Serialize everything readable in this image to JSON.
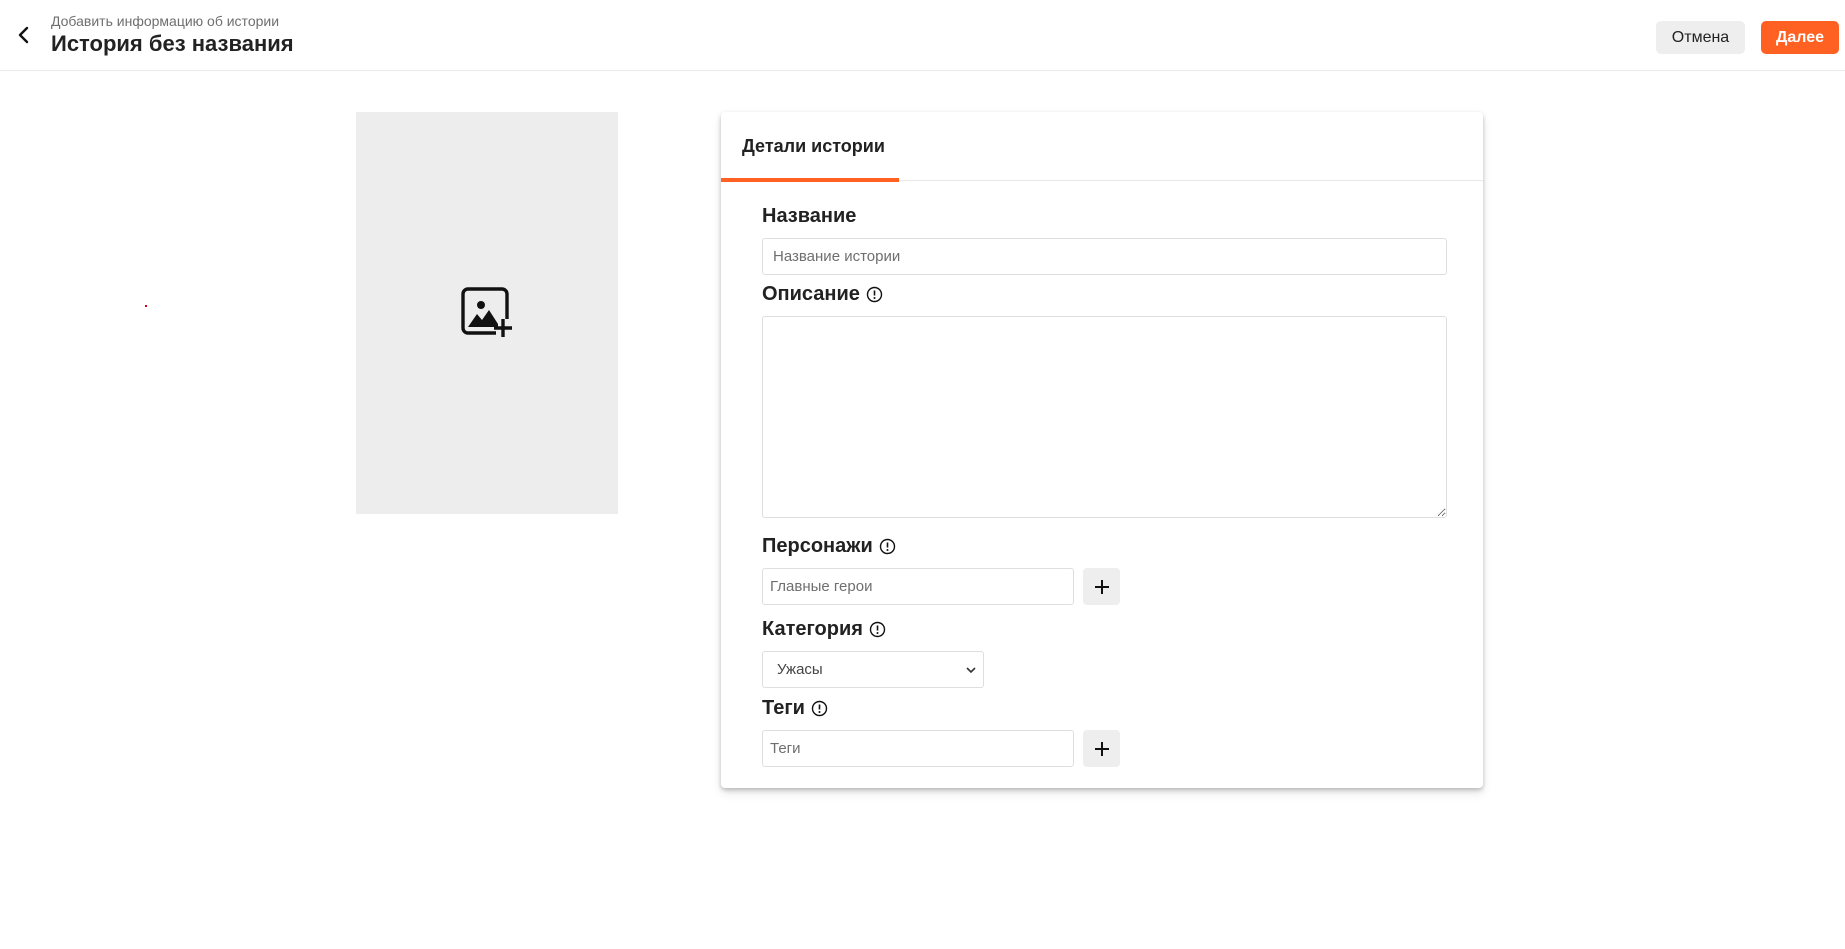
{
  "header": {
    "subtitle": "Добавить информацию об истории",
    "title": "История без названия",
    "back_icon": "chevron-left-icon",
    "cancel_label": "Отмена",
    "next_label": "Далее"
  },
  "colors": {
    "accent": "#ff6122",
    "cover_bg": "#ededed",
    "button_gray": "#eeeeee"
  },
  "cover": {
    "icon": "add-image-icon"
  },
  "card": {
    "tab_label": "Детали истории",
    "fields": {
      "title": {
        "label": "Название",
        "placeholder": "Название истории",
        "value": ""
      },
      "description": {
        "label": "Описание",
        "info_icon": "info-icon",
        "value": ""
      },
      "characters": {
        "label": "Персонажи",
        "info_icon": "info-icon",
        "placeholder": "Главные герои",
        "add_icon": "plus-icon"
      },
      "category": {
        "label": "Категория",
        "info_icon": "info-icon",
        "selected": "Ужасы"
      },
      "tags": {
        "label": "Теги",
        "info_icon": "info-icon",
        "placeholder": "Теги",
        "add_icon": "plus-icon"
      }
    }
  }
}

────

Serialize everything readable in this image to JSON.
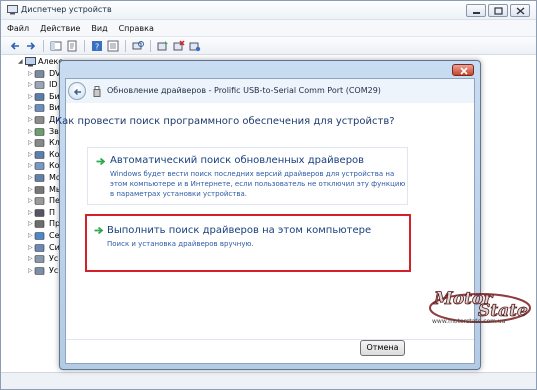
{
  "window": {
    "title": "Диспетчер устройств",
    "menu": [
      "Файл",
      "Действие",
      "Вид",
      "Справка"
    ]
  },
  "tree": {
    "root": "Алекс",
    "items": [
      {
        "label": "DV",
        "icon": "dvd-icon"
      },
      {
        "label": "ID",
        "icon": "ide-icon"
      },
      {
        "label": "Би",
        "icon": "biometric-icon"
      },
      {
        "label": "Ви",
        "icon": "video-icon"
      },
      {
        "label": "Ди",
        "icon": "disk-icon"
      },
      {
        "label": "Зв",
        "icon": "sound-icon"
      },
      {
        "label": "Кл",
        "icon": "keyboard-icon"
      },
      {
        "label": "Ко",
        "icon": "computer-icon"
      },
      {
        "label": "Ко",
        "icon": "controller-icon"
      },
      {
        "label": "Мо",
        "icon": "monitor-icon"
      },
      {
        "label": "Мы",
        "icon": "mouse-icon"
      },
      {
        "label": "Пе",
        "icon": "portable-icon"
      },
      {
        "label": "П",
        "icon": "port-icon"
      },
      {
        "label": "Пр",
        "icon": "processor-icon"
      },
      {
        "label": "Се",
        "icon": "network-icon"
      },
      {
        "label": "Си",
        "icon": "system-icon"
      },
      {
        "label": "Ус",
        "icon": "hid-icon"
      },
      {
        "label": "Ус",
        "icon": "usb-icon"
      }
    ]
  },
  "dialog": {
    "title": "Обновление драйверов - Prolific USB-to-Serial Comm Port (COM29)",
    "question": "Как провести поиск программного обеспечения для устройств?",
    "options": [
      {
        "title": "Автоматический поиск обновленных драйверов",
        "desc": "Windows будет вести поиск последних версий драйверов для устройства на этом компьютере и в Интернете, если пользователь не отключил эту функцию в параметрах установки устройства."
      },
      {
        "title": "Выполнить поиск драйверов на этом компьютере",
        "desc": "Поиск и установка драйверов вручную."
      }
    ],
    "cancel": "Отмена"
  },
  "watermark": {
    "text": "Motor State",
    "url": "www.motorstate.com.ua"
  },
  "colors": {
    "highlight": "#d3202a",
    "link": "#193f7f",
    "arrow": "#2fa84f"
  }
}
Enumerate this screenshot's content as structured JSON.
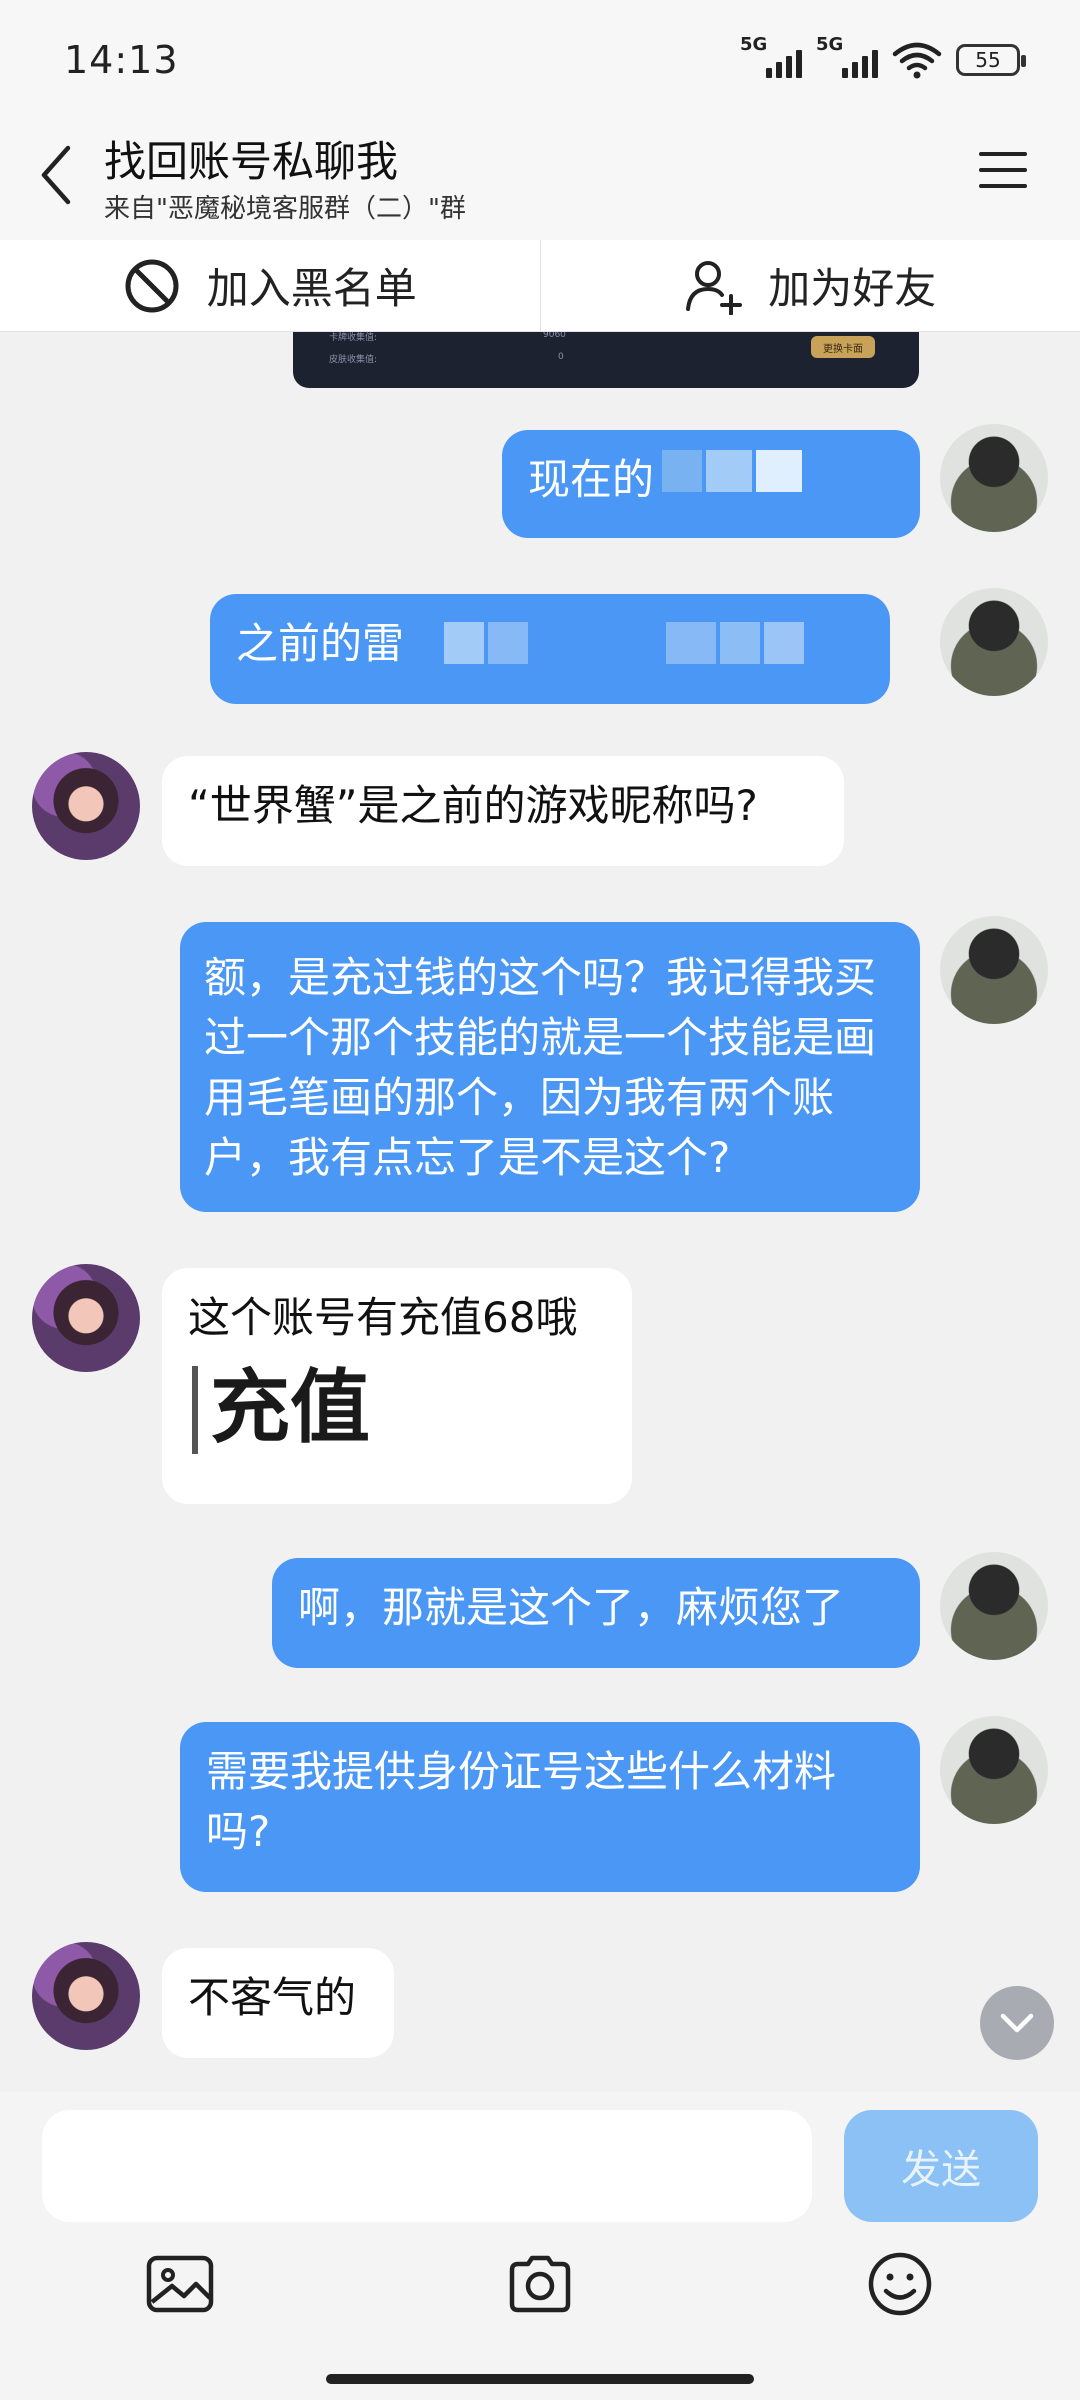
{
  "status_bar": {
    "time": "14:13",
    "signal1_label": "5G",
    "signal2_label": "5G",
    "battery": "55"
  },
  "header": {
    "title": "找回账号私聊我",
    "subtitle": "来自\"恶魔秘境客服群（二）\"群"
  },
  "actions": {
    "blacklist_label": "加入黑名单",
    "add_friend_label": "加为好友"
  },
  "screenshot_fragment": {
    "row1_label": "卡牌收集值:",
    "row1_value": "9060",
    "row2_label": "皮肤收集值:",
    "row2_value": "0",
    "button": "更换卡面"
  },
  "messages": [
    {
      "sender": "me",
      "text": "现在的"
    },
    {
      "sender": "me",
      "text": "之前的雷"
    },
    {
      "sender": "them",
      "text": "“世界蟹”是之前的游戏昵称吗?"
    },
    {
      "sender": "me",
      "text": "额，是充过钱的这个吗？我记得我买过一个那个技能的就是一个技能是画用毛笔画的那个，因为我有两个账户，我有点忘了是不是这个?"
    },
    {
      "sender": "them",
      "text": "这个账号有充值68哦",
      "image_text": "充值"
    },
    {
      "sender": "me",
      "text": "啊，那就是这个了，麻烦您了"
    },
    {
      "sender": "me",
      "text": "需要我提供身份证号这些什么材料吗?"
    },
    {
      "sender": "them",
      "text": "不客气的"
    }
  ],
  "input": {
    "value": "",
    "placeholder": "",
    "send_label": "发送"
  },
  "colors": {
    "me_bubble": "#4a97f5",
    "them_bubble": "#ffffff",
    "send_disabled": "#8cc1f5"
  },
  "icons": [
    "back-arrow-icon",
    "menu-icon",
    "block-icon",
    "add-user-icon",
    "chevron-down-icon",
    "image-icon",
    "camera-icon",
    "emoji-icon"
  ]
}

────

**Stated task:** Collect each line of the entries that has the word "компьютере", copying it in full.

**Solution for this problem:**
        "desc": "Windows будет вести поиск последних версий драйверов для устройства на этом компьютере и в Интернете, если пользователь не отключил эту функцию в параметрах установки устройства."
        "title": "Выполнить поиск драйверов на этом компьютере",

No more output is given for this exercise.